EXERCISE INSTRUCTIONS
When you reach the records below, repeat each one exactly as written.

Saved data entries:
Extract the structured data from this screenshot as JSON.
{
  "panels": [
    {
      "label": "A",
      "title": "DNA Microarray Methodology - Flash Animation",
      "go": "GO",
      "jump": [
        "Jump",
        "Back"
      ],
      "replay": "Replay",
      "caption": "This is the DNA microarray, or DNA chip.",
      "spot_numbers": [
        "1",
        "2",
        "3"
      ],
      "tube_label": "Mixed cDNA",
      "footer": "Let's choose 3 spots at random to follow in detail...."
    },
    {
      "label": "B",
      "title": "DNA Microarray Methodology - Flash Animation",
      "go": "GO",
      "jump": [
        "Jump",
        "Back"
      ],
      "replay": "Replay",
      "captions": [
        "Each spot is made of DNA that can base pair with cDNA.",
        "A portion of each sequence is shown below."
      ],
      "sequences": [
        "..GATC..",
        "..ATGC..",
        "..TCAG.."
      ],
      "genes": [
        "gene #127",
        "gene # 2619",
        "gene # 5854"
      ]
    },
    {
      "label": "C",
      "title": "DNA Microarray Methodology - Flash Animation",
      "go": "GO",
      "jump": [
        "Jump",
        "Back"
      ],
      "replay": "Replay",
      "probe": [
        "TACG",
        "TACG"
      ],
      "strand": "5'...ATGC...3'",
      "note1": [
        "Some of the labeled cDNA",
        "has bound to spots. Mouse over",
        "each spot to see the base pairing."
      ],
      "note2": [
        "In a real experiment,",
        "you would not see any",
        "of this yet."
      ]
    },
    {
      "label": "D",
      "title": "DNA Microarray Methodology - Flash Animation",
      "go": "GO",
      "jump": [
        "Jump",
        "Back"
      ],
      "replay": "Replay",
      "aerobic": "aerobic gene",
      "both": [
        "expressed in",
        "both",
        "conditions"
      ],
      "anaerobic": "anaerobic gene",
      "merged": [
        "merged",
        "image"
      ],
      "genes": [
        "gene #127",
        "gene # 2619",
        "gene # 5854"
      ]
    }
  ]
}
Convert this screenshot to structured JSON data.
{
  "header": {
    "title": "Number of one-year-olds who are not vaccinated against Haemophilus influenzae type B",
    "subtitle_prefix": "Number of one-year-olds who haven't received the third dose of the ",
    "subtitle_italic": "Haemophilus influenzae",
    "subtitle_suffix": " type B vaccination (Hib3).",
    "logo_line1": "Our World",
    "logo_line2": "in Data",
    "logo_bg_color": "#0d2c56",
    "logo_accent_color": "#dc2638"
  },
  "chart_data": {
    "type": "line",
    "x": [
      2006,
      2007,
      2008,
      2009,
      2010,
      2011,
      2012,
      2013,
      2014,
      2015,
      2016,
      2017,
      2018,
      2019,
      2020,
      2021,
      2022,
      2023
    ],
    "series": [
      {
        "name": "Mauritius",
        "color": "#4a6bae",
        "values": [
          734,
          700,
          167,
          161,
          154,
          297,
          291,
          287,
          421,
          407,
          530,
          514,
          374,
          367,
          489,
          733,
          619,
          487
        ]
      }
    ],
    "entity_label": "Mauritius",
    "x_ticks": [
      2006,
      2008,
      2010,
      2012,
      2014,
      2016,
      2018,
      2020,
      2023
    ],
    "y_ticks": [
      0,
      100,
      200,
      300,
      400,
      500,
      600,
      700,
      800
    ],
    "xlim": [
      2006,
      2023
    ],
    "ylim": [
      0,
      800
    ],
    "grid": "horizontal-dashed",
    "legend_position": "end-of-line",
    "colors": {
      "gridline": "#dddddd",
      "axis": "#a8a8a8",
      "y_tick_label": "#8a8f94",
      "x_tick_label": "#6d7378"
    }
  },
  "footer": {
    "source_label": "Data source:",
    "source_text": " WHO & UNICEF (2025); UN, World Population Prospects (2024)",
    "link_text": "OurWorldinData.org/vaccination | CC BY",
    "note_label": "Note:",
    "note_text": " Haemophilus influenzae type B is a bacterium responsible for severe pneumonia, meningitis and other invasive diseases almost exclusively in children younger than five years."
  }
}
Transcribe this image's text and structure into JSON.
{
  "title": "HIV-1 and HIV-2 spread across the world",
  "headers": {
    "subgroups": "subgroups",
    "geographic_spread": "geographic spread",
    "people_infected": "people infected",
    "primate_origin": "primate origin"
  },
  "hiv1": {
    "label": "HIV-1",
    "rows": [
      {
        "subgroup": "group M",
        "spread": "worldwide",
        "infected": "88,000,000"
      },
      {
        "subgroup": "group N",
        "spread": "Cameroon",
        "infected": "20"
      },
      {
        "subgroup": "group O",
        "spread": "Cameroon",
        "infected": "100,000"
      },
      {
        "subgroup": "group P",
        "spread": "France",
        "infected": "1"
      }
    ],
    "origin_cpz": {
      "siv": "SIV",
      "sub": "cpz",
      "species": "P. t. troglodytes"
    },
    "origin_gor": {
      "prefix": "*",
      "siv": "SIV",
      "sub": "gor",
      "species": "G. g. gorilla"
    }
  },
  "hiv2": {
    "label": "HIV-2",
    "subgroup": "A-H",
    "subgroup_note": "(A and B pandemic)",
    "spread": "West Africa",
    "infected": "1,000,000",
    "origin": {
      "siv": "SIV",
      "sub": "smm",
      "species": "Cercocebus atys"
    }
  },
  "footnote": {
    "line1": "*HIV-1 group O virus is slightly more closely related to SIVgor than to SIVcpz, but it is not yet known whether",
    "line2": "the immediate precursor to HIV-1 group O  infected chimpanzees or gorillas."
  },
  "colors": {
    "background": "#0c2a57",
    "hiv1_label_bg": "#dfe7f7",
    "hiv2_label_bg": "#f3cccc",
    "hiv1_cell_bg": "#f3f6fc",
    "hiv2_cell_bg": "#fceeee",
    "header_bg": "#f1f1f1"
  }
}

TASK ANSWER
Extract the structured data from this screenshot as JSON.
{
  "panels": [
    {
      "label": "A",
      "title": "DNA Microarray Methodology - Flash Animation",
      "go": "GO",
      "jump": [
        "Jump",
        "Back"
      ],
      "replay": "Replay",
      "caption": "This is the DNA microarray, or DNA chip.",
      "spot_numbers": [
        "1",
        "2",
        "3"
      ],
      "tube_label": "Mixed cDNA",
      "footer": "Let's choose 3 spots at random to follow in detail...."
    },
    {
      "label": "B",
      "title": "DNA Microarray Methodology - Flash Animation",
      "go": "GO",
      "jump": [
        "Jump",
        "Back"
      ],
      "replay": "Replay",
      "captions": [
        "Each spot is made of DNA that can base pair with cDNA.",
        "A portion of each sequence is shown below."
      ],
      "sequences": [
        "..GATC..",
        "..ATGC..",
        "..TCAG.."
      ],
      "genes": [
        "gene #127",
        "gene # 2619",
        "gene # 5854"
      ]
    },
    {
      "label": "C",
      "title": "DNA Microarray Methodology - Flash Animation",
      "go": "GO",
      "jump": [
        "Jump",
        "Back"
      ],
      "replay": "Replay",
      "probe": [
        "TACG",
        "TACG"
      ],
      "strand": "5'...ATGC...3'",
      "note1": [
        "Some of the labeled cDNA",
        "has bound to spots. Mouse over",
        "each spot to see the base pairing."
      ],
      "note2": [
        "In a real experiment,",
        "you would not see any",
        "of this yet."
      ]
    },
    {
      "label": "D",
      "title": "DNA Microarray Methodology - Flash Animation",
      "go": "GO",
      "jump": [
        "Jump",
        "Back"
      ],
      "replay": "Replay",
      "aerobic": "aerobic gene",
      "both": [
        "expressed in",
        "both",
        "conditions"
      ],
      "anaerobic": "anaerobic gene",
      "merged": [
        "merged",
        "image"
      ],
      "genes": [
        "gene #127",
        "gene # 2619",
        "gene # 5854"
      ]
    }
  ]
}
Convert this screenshot to structured JSON data.
{
  "header": {
    "title": "Number of one-year-olds who are not vaccinated against Haemophilus influenzae type B",
    "subtitle_prefix": "Number of one-year-olds who haven't received the third dose of the ",
    "subtitle_italic": "Haemophilus influenzae",
    "subtitle_suffix": " type B vaccination (Hib3).",
    "logo_line1": "Our World",
    "logo_line2": "in Data",
    "logo_bg_color": "#0d2c56",
    "logo_accent_color": "#dc2638"
  },
  "chart_data": {
    "type": "line",
    "x": [
      2006,
      2007,
      2008,
      2009,
      2010,
      2011,
      2012,
      2013,
      2014,
      2015,
      2016,
      2017,
      2018,
      2019,
      2020,
      2021,
      2022,
      2023
    ],
    "series": [
      {
        "name": "Mauritius",
        "color": "#4a6bae",
        "values": [
          734,
          700,
          167,
          161,
          154,
          297,
          291,
          287,
          421,
          407,
          530,
          514,
          374,
          367,
          489,
          733,
          619,
          487
        ]
      }
    ],
    "entity_label": "Mauritius",
    "x_ticks": [
      2006,
      2008,
      2010,
      2012,
      2014,
      2016,
      2018,
      2020,
      2023
    ],
    "y_ticks": [
      0,
      100,
      200,
      300,
      400,
      500,
      600,
      700,
      800
    ],
    "xlim": [
      2006,
      2023
    ],
    "ylim": [
      0,
      800
    ],
    "grid": "horizontal-dashed",
    "legend_position": "end-of-line",
    "colors": {
      "gridline": "#dddddd",
      "axis": "#a8a8a8",
      "y_tick_label": "#8a8f94",
      "x_tick_label": "#6d7378"
    }
  },
  "footer": {
    "source_label": "Data source:",
    "source_text": " WHO & UNICEF (2025); UN, World Population Prospects (2024)",
    "link_text": "OurWorldinData.org/vaccination | CC BY",
    "note_label": "Note:",
    "note_text": " Haemophilus influenzae type B is a bacterium responsible for severe pneumonia, meningitis and other invasive diseases almost exclusively in children younger than five years."
  }
}
Transcribe this image's text and structure into JSON.
{
  "title": "HIV-1 and HIV-2 spread across the world",
  "headers": {
    "subgroups": "subgroups",
    "geographic_spread": "geographic spread",
    "people_infected": "people infected",
    "primate_origin": "primate origin"
  },
  "hiv1": {
    "label": "HIV-1",
    "rows": [
      {
        "subgroup": "group M",
        "spread": "worldwide",
        "infected": "88,000,000"
      },
      {
        "subgroup": "group N",
        "spread": "Cameroon",
        "infected": "20"
      },
      {
        "subgroup": "group O",
        "spread": "Cameroon",
        "infected": "100,000"
      },
      {
        "subgroup": "group P",
        "spread": "France",
        "infected": "1"
      }
    ],
    "origin_cpz": {
      "siv": "SIV",
      "sub": "cpz",
      "species": "P. t. troglodytes"
    },
    "origin_gor": {
      "prefix": "*",
      "siv": "SIV",
      "sub": "gor",
      "species": "G. g. gorilla"
    }
  },
  "hiv2": {
    "label": "HIV-2",
    "subgroup": "A-H",
    "subgroup_note": "(A and B pandemic)",
    "spread": "West Africa",
    "infected": "1,000,000",
    "origin": {
      "siv": "SIV",
      "sub": "smm",
      "species": "Cercocebus atys"
    }
  },
  "footnote": {
    "line1": "*HIV-1 group O virus is slightly more closely related to SIVgor than to SIVcpz, but it is not yet known whether",
    "line2": "the immediate precursor to HIV-1 group O  infected chimpanzees or gorillas."
  },
  "colors": {
    "background": "#0c2a57",
    "hiv1_label_bg": "#dfe7f7",
    "hiv2_label_bg": "#f3cccc",
    "hiv1_cell_bg": "#f3f6fc",
    "hiv2_cell_bg": "#fceeee",
    "header_bg": "#f1f1f1"
  }
}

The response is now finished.